## WORK TO BE COMPLETED
Report each line of the data that includes the word "Проверяем".

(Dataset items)
= = =

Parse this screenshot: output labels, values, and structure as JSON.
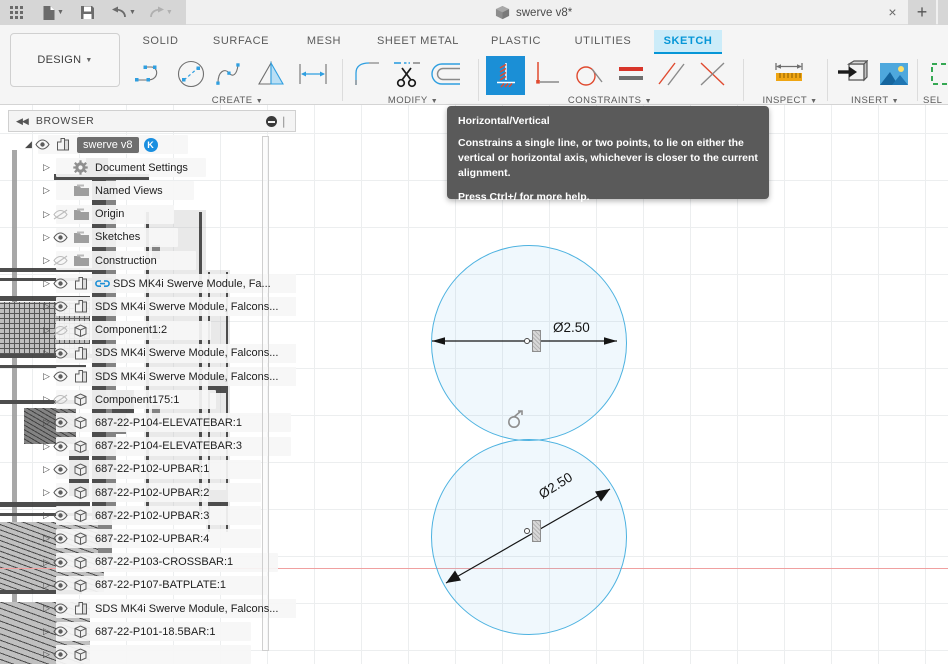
{
  "app": {
    "document_tab": "swerve v8*",
    "close_label": "×",
    "new_tab_label": "+"
  },
  "quick_access": {
    "items": [
      {
        "name": "app-grid-icon",
        "label": "grid-icon"
      },
      {
        "name": "new-file-icon",
        "label": "file-icon"
      },
      {
        "name": "save-icon",
        "label": "save-icon"
      },
      {
        "name": "undo-icon",
        "label": "undo-icon"
      },
      {
        "name": "redo-icon",
        "label": "redo-icon"
      }
    ]
  },
  "ribbon": {
    "design_button": "DESIGN",
    "workspace_tabs": [
      {
        "label": "SOLID",
        "active": false
      },
      {
        "label": "SURFACE",
        "active": false
      },
      {
        "label": "MESH",
        "active": false
      },
      {
        "label": "SHEET METAL",
        "active": false
      },
      {
        "label": "PLASTIC",
        "active": false
      },
      {
        "label": "UTILITIES",
        "active": false
      },
      {
        "label": "SKETCH",
        "active": true
      }
    ],
    "groups": [
      {
        "label": "CREATE",
        "tools": [
          "line-icon",
          "circle-icon",
          "spline-icon",
          "mirror-icon",
          "sketch-dimension-icon"
        ]
      },
      {
        "label": "MODIFY",
        "tools": [
          "fillet-icon",
          "trim-scissors-icon",
          "offset-icon"
        ]
      },
      {
        "label": "CONSTRAINTS",
        "tools": [
          "horizontal-vertical-icon",
          "perpendicular-icon",
          "tangent-icon",
          "equal-icon",
          "parallel-icon",
          "midpoint-icon"
        ]
      },
      {
        "label": "INSPECT",
        "tools": [
          "measure-ruler-icon"
        ]
      },
      {
        "label": "INSERT",
        "tools": [
          "insert-derive-icon",
          "insert-canvas-image-icon"
        ]
      },
      {
        "label": "SEL",
        "tools": [
          "selection-filter-icon"
        ]
      }
    ]
  },
  "tooltip": {
    "title": "Horizontal/Vertical",
    "body": "Constrains a single line, or two points, to lie on either the vertical or horizontal axis, whichever is closer to the current alignment.",
    "footer": "Press Ctrl+/ for more help."
  },
  "browser": {
    "title": "BROWSER",
    "collapse_label": "◀◀",
    "items": [
      {
        "indent": 0,
        "arrow": "◢",
        "eye": "visible",
        "icon": "component-icon",
        "label": "swerve v8",
        "selected": true,
        "badge": "K",
        "link": false
      },
      {
        "indent": 1,
        "arrow": "▷",
        "eye": "none",
        "icon": "gear-icon",
        "label": "Document Settings",
        "selected": false,
        "badge": "",
        "link": false
      },
      {
        "indent": 1,
        "arrow": "▷",
        "eye": "none",
        "icon": "folder-icon",
        "label": "Named Views",
        "selected": false,
        "badge": "",
        "link": false
      },
      {
        "indent": 1,
        "arrow": "▷",
        "eye": "hidden",
        "icon": "folder-icon",
        "label": "Origin",
        "selected": false,
        "badge": "",
        "link": false
      },
      {
        "indent": 1,
        "arrow": "▷",
        "eye": "visible",
        "icon": "folder-icon",
        "label": "Sketches",
        "selected": false,
        "badge": "",
        "link": false
      },
      {
        "indent": 1,
        "arrow": "▷",
        "eye": "hidden",
        "icon": "folder-icon",
        "label": "Construction",
        "selected": false,
        "badge": "",
        "link": false
      },
      {
        "indent": 1,
        "arrow": "▷",
        "eye": "visible",
        "icon": "component-icon",
        "label": "SDS MK4i Swerve Module, Fa...",
        "selected": false,
        "badge": "",
        "link": true
      },
      {
        "indent": 1,
        "arrow": "▷",
        "eye": "visible",
        "icon": "component-icon",
        "label": "SDS MK4i Swerve Module, Falcons...",
        "selected": false,
        "badge": "",
        "link": false
      },
      {
        "indent": 1,
        "arrow": "▷",
        "eye": "hidden",
        "icon": "body-icon",
        "label": "Component1:2",
        "selected": false,
        "badge": "",
        "link": false
      },
      {
        "indent": 1,
        "arrow": "▷",
        "eye": "visible",
        "icon": "component-icon",
        "label": "SDS MK4i Swerve Module, Falcons...",
        "selected": false,
        "badge": "",
        "link": false
      },
      {
        "indent": 1,
        "arrow": "▷",
        "eye": "visible",
        "icon": "component-icon",
        "label": "SDS MK4i Swerve Module, Falcons...",
        "selected": false,
        "badge": "",
        "link": false
      },
      {
        "indent": 1,
        "arrow": "▷",
        "eye": "hidden",
        "icon": "body-icon",
        "label": "Component175:1",
        "selected": false,
        "badge": "",
        "link": false
      },
      {
        "indent": 1,
        "arrow": "▷",
        "eye": "visible",
        "icon": "body-icon",
        "label": "687-22-P104-ELEVATEBAR:1",
        "selected": false,
        "badge": "",
        "link": false
      },
      {
        "indent": 1,
        "arrow": "▷",
        "eye": "visible",
        "icon": "body-icon",
        "label": "687-22-P104-ELEVATEBAR:3",
        "selected": false,
        "badge": "",
        "link": false
      },
      {
        "indent": 1,
        "arrow": "▷",
        "eye": "visible",
        "icon": "body-icon",
        "label": "687-22-P102-UPBAR:1",
        "selected": false,
        "badge": "",
        "link": false
      },
      {
        "indent": 1,
        "arrow": "▷",
        "eye": "visible",
        "icon": "body-icon",
        "label": "687-22-P102-UPBAR:2",
        "selected": false,
        "badge": "",
        "link": false
      },
      {
        "indent": 1,
        "arrow": "▷",
        "eye": "visible",
        "icon": "body-icon",
        "label": "687-22-P102-UPBAR:3",
        "selected": false,
        "badge": "",
        "link": false
      },
      {
        "indent": 1,
        "arrow": "▷",
        "eye": "visible",
        "icon": "body-icon",
        "label": "687-22-P102-UPBAR:4",
        "selected": false,
        "badge": "",
        "link": false
      },
      {
        "indent": 1,
        "arrow": "▷",
        "eye": "visible",
        "icon": "body-icon",
        "label": "687-22-P103-CROSSBAR:1",
        "selected": false,
        "badge": "",
        "link": false
      },
      {
        "indent": 1,
        "arrow": "▷",
        "eye": "visible",
        "icon": "body-icon",
        "label": "687-22-P107-BATPLATE:1",
        "selected": false,
        "badge": "",
        "link": false
      },
      {
        "indent": 1,
        "arrow": "▷",
        "eye": "visible",
        "icon": "component-icon",
        "label": "SDS MK4i Swerve Module, Falcons...",
        "selected": false,
        "badge": "",
        "link": false
      },
      {
        "indent": 1,
        "arrow": "▷",
        "eye": "visible",
        "icon": "body-icon",
        "label": "687-22-P101-18.5BAR:1",
        "selected": false,
        "badge": "",
        "link": false
      },
      {
        "indent": 1,
        "arrow": "▷",
        "eye": "visible",
        "icon": "body-icon",
        "label": "",
        "selected": false,
        "badge": "",
        "link": false
      }
    ]
  },
  "canvas": {
    "dimension_top": "Ø2.50",
    "dimension_bottom": "Ø2.50",
    "constraint_glyph": "horizontal-vertical-marker",
    "colors": {
      "sketch_curve": "#4db2e0",
      "sketch_fill": "#e8f5fc",
      "x_axis": "#f0a0a0",
      "grid": "#eceeef",
      "accent": "#0696d7"
    }
  }
}
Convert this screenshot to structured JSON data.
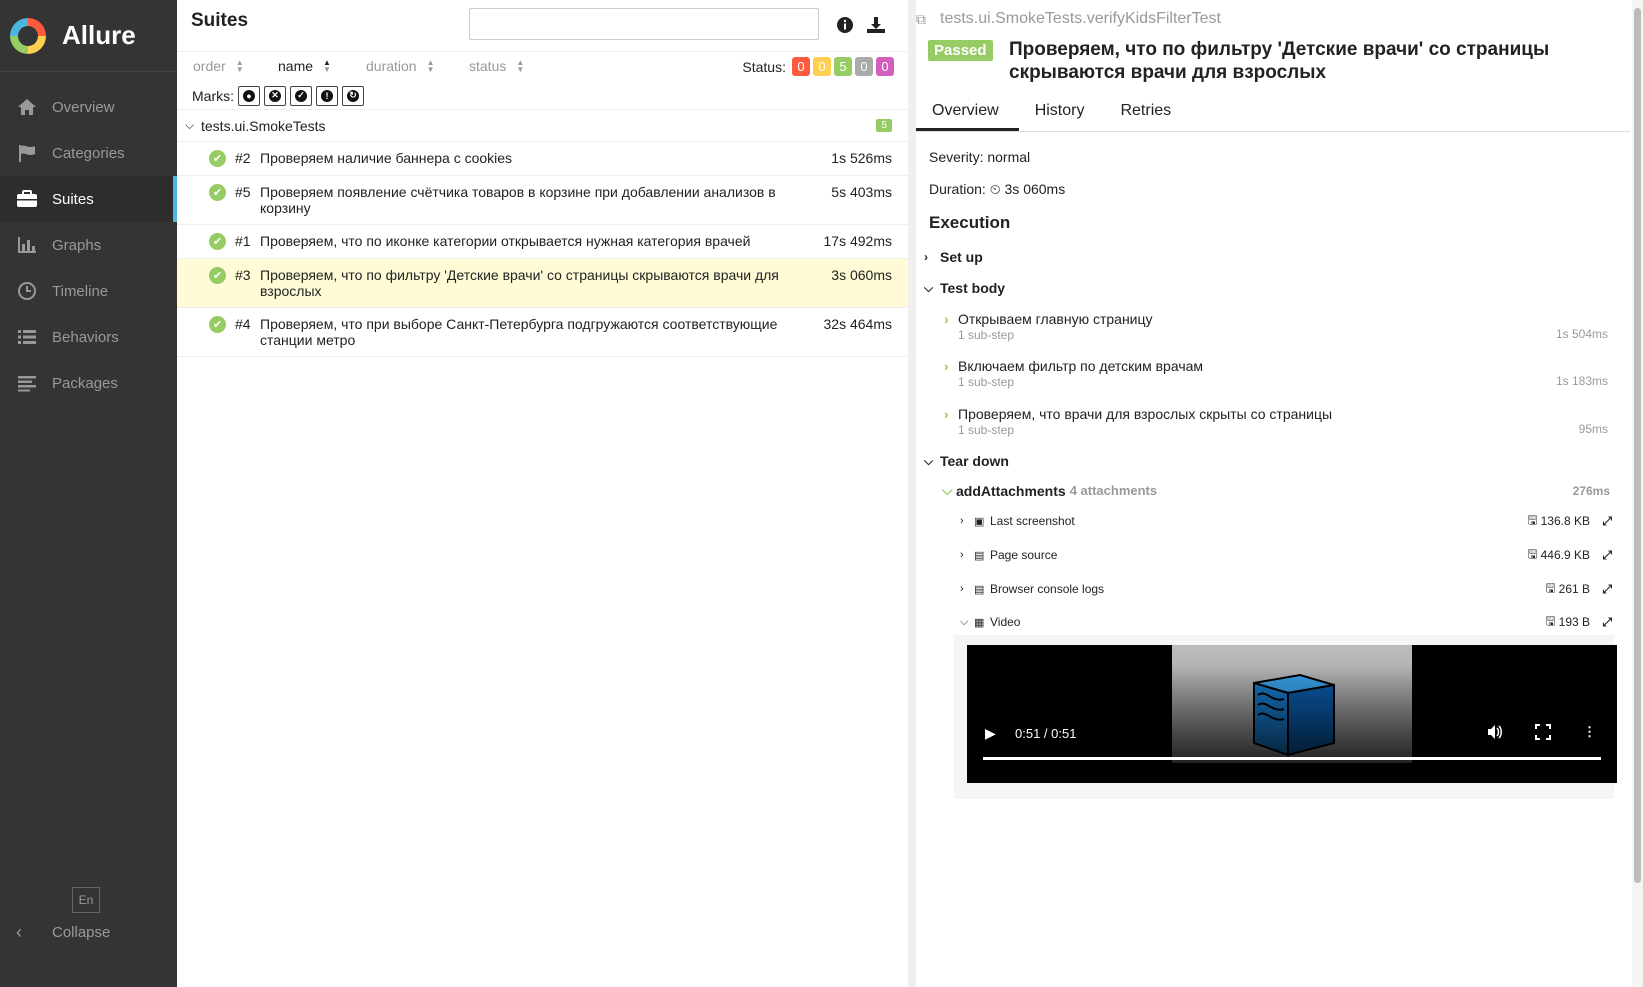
{
  "brand": {
    "name": "Allure"
  },
  "nav": [
    {
      "label": "Overview",
      "icon": "home-icon"
    },
    {
      "label": "Categories",
      "icon": "flag-icon"
    },
    {
      "label": "Suites",
      "icon": "briefcase-icon",
      "active": true
    },
    {
      "label": "Graphs",
      "icon": "bar-chart-icon"
    },
    {
      "label": "Timeline",
      "icon": "clock-icon"
    },
    {
      "label": "Behaviors",
      "icon": "list-icon"
    },
    {
      "label": "Packages",
      "icon": "align-left-icon"
    }
  ],
  "sidebar_footer": {
    "lang": "En",
    "collapse": "Collapse"
  },
  "suites": {
    "title": "Suites",
    "search_placeholder": "",
    "sort": {
      "order": "order",
      "name": "name",
      "duration": "duration",
      "status": "status",
      "active": "name"
    },
    "status_label": "Status:",
    "status_counts": [
      {
        "value": "0",
        "color": "#fd5a3e"
      },
      {
        "value": "0",
        "color": "#ffd050"
      },
      {
        "value": "5",
        "color": "#97cc64"
      },
      {
        "value": "0",
        "color": "#aaaaaa"
      },
      {
        "value": "0",
        "color": "#d35ebe"
      }
    ],
    "marks_label": "Marks:",
    "group": {
      "name": "tests.ui.SmokeTests",
      "count": "5"
    },
    "tests": [
      {
        "num": "#2",
        "name": "Проверяем наличие баннера с cookies",
        "duration": "1s 526ms"
      },
      {
        "num": "#5",
        "name": "Проверяем появление счётчика товаров в корзине при добавлении анализов в корзину",
        "duration": "5s 403ms"
      },
      {
        "num": "#1",
        "name": "Проверяем, что по иконке категории открывается нужная категория врачей",
        "duration": "17s 492ms"
      },
      {
        "num": "#3",
        "name": "Проверяем, что по фильтру 'Детские врачи' со страницы скрываются врачи для взрослых",
        "duration": "3s 060ms",
        "selected": true
      },
      {
        "num": "#4",
        "name": "Проверяем, что при выборе Санкт-Петербурга подгружаются соответствующие станции метро",
        "duration": "32s 464ms"
      }
    ]
  },
  "detail": {
    "path": "tests.ui.SmokeTests.verifyKidsFilterTest",
    "status": "Passed",
    "title": "Проверяем, что по фильтру 'Детские врачи' со страницы скрываются врачи для взрослых",
    "tabs": [
      "Overview",
      "History",
      "Retries"
    ],
    "severity_label": "Severity:",
    "severity": "normal",
    "duration_label": "Duration:",
    "duration": "3s 060ms",
    "execution_title": "Execution",
    "setup": "Set up",
    "test_body": "Test body",
    "steps": [
      {
        "name": "Открываем главную страницу",
        "sub": "1 sub-step",
        "duration": "1s 504ms"
      },
      {
        "name": "Включаем фильтр по детским врачам",
        "sub": "1 sub-step",
        "duration": "1s 183ms"
      },
      {
        "name": "Проверяем, что врачи для взрослых скрыты со страницы",
        "sub": "1 sub-step",
        "duration": "95ms"
      }
    ],
    "teardown": "Tear down",
    "attachments_step": {
      "name": "addAttachments",
      "count": "4 attachments",
      "duration": "276ms"
    },
    "attachments": [
      {
        "name": "Last screenshot",
        "size": "136.8 KB",
        "icon": "image-icon"
      },
      {
        "name": "Page source",
        "size": "446.9 KB",
        "icon": "file-icon"
      },
      {
        "name": "Browser console logs",
        "size": "261 B",
        "icon": "file-icon"
      },
      {
        "name": "Video",
        "size": "193 B",
        "icon": "video-file-icon",
        "expanded": true
      }
    ],
    "video": {
      "time": "0:51 / 0:51",
      "progress": 1.0
    }
  }
}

= = =

## SOLUTION TO THE EXERCISE
        "name": "Проверяем наличие баннера с cookies",
        "name": "Проверяем появление счётчика товаров в корзине при добавлении анализов в корзину",
        "name": "Проверяем, что по иконке категории открывается нужная категория врачей",
        "name": "Проверяем, что по фильтру 'Детские врачи' со страницы скрываются врачи для взрослых",
        "name": "Проверяем, что при выборе Санкт-Петербурга подгружаются соответствующие станции метро",
    "title": "Проверяем, что по фильтру 'Детские врачи' со страницы скрываются врачи для взрослых",
        "name": "Проверяем, что врачи для взрослых скрыты со страницы",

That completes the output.